# Exercise requirements:
Can you give all the records again without altering a single character?

::: Data supplied :::

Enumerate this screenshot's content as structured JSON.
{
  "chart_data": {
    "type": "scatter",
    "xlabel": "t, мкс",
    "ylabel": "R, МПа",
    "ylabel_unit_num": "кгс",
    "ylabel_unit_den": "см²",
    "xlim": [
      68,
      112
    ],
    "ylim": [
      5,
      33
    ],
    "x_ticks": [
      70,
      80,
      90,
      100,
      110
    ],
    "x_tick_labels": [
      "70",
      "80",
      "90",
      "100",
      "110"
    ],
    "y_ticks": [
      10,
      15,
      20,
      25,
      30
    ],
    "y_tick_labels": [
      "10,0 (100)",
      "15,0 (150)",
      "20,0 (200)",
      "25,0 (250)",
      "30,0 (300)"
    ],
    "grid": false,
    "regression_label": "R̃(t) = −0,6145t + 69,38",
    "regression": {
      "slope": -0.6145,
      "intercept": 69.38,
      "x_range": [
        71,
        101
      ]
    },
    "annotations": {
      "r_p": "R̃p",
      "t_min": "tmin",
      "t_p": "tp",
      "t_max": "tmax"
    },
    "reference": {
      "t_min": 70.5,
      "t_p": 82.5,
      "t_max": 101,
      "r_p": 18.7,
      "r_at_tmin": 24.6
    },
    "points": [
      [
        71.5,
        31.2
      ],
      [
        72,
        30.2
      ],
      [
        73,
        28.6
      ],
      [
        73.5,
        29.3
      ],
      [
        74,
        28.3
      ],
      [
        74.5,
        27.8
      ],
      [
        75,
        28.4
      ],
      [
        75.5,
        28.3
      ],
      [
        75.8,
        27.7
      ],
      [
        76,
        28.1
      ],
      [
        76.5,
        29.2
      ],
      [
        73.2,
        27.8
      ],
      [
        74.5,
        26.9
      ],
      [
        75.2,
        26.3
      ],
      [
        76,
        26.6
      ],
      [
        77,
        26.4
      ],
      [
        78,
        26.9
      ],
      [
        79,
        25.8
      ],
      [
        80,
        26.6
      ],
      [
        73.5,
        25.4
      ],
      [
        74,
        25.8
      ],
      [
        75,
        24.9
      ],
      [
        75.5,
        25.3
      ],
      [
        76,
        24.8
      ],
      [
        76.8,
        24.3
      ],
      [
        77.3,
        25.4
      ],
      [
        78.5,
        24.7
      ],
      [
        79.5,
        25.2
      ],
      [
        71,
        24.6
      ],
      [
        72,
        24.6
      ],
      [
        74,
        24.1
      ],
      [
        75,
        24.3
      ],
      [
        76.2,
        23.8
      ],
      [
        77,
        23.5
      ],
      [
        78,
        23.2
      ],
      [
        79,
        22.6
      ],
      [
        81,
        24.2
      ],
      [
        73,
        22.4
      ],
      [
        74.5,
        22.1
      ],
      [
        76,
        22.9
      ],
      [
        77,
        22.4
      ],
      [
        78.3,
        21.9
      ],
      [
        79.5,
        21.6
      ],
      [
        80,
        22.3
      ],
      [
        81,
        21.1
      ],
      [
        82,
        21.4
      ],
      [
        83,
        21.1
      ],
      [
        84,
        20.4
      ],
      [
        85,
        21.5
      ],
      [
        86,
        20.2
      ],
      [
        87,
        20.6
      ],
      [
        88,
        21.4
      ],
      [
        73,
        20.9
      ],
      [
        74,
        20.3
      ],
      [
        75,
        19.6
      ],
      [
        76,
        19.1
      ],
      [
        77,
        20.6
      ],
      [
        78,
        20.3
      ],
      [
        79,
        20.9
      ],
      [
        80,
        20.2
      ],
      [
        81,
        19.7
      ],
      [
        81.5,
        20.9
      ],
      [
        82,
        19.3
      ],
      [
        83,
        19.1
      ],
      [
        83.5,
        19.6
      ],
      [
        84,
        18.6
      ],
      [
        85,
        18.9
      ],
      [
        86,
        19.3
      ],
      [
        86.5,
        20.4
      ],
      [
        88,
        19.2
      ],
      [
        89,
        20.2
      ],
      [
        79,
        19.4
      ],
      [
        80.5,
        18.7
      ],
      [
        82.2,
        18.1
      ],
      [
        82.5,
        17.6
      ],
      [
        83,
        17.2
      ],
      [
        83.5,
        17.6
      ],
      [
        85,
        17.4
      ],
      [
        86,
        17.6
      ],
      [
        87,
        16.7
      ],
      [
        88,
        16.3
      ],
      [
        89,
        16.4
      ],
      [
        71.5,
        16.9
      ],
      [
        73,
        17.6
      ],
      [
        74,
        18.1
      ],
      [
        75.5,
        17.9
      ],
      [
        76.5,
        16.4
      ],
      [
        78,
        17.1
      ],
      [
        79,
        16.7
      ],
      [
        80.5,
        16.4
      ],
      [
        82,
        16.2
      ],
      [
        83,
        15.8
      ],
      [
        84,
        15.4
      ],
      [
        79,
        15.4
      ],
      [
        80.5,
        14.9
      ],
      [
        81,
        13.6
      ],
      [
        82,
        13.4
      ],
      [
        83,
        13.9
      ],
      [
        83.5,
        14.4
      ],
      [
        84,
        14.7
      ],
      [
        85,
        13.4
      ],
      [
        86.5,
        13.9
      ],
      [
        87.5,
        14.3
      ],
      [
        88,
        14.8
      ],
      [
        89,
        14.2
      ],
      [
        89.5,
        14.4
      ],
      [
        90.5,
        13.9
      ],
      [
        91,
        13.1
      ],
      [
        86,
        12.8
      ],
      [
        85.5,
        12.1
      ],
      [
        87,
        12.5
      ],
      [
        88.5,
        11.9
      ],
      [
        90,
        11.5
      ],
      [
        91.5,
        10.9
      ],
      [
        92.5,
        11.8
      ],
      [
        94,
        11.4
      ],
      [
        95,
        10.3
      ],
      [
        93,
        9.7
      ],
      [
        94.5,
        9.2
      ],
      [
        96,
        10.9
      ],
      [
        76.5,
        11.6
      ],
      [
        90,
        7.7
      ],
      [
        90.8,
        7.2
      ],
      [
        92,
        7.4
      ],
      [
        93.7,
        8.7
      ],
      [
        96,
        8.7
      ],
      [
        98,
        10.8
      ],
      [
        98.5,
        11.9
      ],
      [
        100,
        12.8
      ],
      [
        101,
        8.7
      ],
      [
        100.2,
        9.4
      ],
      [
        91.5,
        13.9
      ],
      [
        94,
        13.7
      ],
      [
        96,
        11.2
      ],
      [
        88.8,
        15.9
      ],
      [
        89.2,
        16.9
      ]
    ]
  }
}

:::

# Full solution:
Enumerate this screenshot's content as structured JSON.
{
  "chart_data": {
    "type": "scatter",
    "xlabel": "t, мкс",
    "ylabel": "R, МПа",
    "ylabel_unit_num": "кгс",
    "ylabel_unit_den": "см²",
    "xlim": [
      68,
      112
    ],
    "ylim": [
      5,
      33
    ],
    "x_ticks": [
      70,
      80,
      90,
      100,
      110
    ],
    "x_tick_labels": [
      "70",
      "80",
      "90",
      "100",
      "110"
    ],
    "y_ticks": [
      10,
      15,
      20,
      25,
      30
    ],
    "y_tick_labels": [
      "10,0 (100)",
      "15,0 (150)",
      "20,0 (200)",
      "25,0 (250)",
      "30,0 (300)"
    ],
    "grid": false,
    "regression_label": "R̃(t) = −0,6145t + 69,38",
    "regression": {
      "slope": -0.6145,
      "intercept": 69.38,
      "x_range": [
        71,
        101
      ]
    },
    "annotations": {
      "r_p": "R̃p",
      "t_min": "tmin",
      "t_p": "tp",
      "t_max": "tmax"
    },
    "reference": {
      "t_min": 70.5,
      "t_p": 82.5,
      "t_max": 101,
      "r_p": 18.7,
      "r_at_tmin": 24.6
    },
    "points": [
      [
        71.5,
        31.2
      ],
      [
        72,
        30.2
      ],
      [
        73,
        28.6
      ],
      [
        73.5,
        29.3
      ],
      [
        74,
        28.3
      ],
      [
        74.5,
        27.8
      ],
      [
        75,
        28.4
      ],
      [
        75.5,
        28.3
      ],
      [
        75.8,
        27.7
      ],
      [
        76,
        28.1
      ],
      [
        76.5,
        29.2
      ],
      [
        73.2,
        27.8
      ],
      [
        74.5,
        26.9
      ],
      [
        75.2,
        26.3
      ],
      [
        76,
        26.6
      ],
      [
        77,
        26.4
      ],
      [
        78,
        26.9
      ],
      [
        79,
        25.8
      ],
      [
        80,
        26.6
      ],
      [
        73.5,
        25.4
      ],
      [
        74,
        25.8
      ],
      [
        75,
        24.9
      ],
      [
        75.5,
        25.3
      ],
      [
        76,
        24.8
      ],
      [
        76.8,
        24.3
      ],
      [
        77.3,
        25.4
      ],
      [
        78.5,
        24.7
      ],
      [
        79.5,
        25.2
      ],
      [
        71,
        24.6
      ],
      [
        72,
        24.6
      ],
      [
        74,
        24.1
      ],
      [
        75,
        24.3
      ],
      [
        76.2,
        23.8
      ],
      [
        77,
        23.5
      ],
      [
        78,
        23.2
      ],
      [
        79,
        22.6
      ],
      [
        81,
        24.2
      ],
      [
        73,
        22.4
      ],
      [
        74.5,
        22.1
      ],
      [
        76,
        22.9
      ],
      [
        77,
        22.4
      ],
      [
        78.3,
        21.9
      ],
      [
        79.5,
        21.6
      ],
      [
        80,
        22.3
      ],
      [
        81,
        21.1
      ],
      [
        82,
        21.4
      ],
      [
        83,
        21.1
      ],
      [
        84,
        20.4
      ],
      [
        85,
        21.5
      ],
      [
        86,
        20.2
      ],
      [
        87,
        20.6
      ],
      [
        88,
        21.4
      ],
      [
        73,
        20.9
      ],
      [
        74,
        20.3
      ],
      [
        75,
        19.6
      ],
      [
        76,
        19.1
      ],
      [
        77,
        20.6
      ],
      [
        78,
        20.3
      ],
      [
        79,
        20.9
      ],
      [
        80,
        20.2
      ],
      [
        81,
        19.7
      ],
      [
        81.5,
        20.9
      ],
      [
        82,
        19.3
      ],
      [
        83,
        19.1
      ],
      [
        83.5,
        19.6
      ],
      [
        84,
        18.6
      ],
      [
        85,
        18.9
      ],
      [
        86,
        19.3
      ],
      [
        86.5,
        20.4
      ],
      [
        88,
        19.2
      ],
      [
        89,
        20.2
      ],
      [
        79,
        19.4
      ],
      [
        80.5,
        18.7
      ],
      [
        82.2,
        18.1
      ],
      [
        82.5,
        17.6
      ],
      [
        83,
        17.2
      ],
      [
        83.5,
        17.6
      ],
      [
        85,
        17.4
      ],
      [
        86,
        17.6
      ],
      [
        87,
        16.7
      ],
      [
        88,
        16.3
      ],
      [
        89,
        16.4
      ],
      [
        71.5,
        16.9
      ],
      [
        73,
        17.6
      ],
      [
        74,
        18.1
      ],
      [
        75.5,
        17.9
      ],
      [
        76.5,
        16.4
      ],
      [
        78,
        17.1
      ],
      [
        79,
        16.7
      ],
      [
        80.5,
        16.4
      ],
      [
        82,
        16.2
      ],
      [
        83,
        15.8
      ],
      [
        84,
        15.4
      ],
      [
        79,
        15.4
      ],
      [
        80.5,
        14.9
      ],
      [
        81,
        13.6
      ],
      [
        82,
        13.4
      ],
      [
        83,
        13.9
      ],
      [
        83.5,
        14.4
      ],
      [
        84,
        14.7
      ],
      [
        85,
        13.4
      ],
      [
        86.5,
        13.9
      ],
      [
        87.5,
        14.3
      ],
      [
        88,
        14.8
      ],
      [
        89,
        14.2
      ],
      [
        89.5,
        14.4
      ],
      [
        90.5,
        13.9
      ],
      [
        91,
        13.1
      ],
      [
        86,
        12.8
      ],
      [
        85.5,
        12.1
      ],
      [
        87,
        12.5
      ],
      [
        88.5,
        11.9
      ],
      [
        90,
        11.5
      ],
      [
        91.5,
        10.9
      ],
      [
        92.5,
        11.8
      ],
      [
        94,
        11.4
      ],
      [
        95,
        10.3
      ],
      [
        93,
        9.7
      ],
      [
        94.5,
        9.2
      ],
      [
        96,
        10.9
      ],
      [
        76.5,
        11.6
      ],
      [
        90,
        7.7
      ],
      [
        90.8,
        7.2
      ],
      [
        92,
        7.4
      ],
      [
        93.7,
        8.7
      ],
      [
        96,
        8.7
      ],
      [
        98,
        10.8
      ],
      [
        98.5,
        11.9
      ],
      [
        100,
        12.8
      ],
      [
        101,
        8.7
      ],
      [
        100.2,
        9.4
      ],
      [
        91.5,
        13.9
      ],
      [
        94,
        13.7
      ],
      [
        96,
        11.2
      ],
      [
        88.8,
        15.9
      ],
      [
        89.2,
        16.9
      ]
    ]
  }
}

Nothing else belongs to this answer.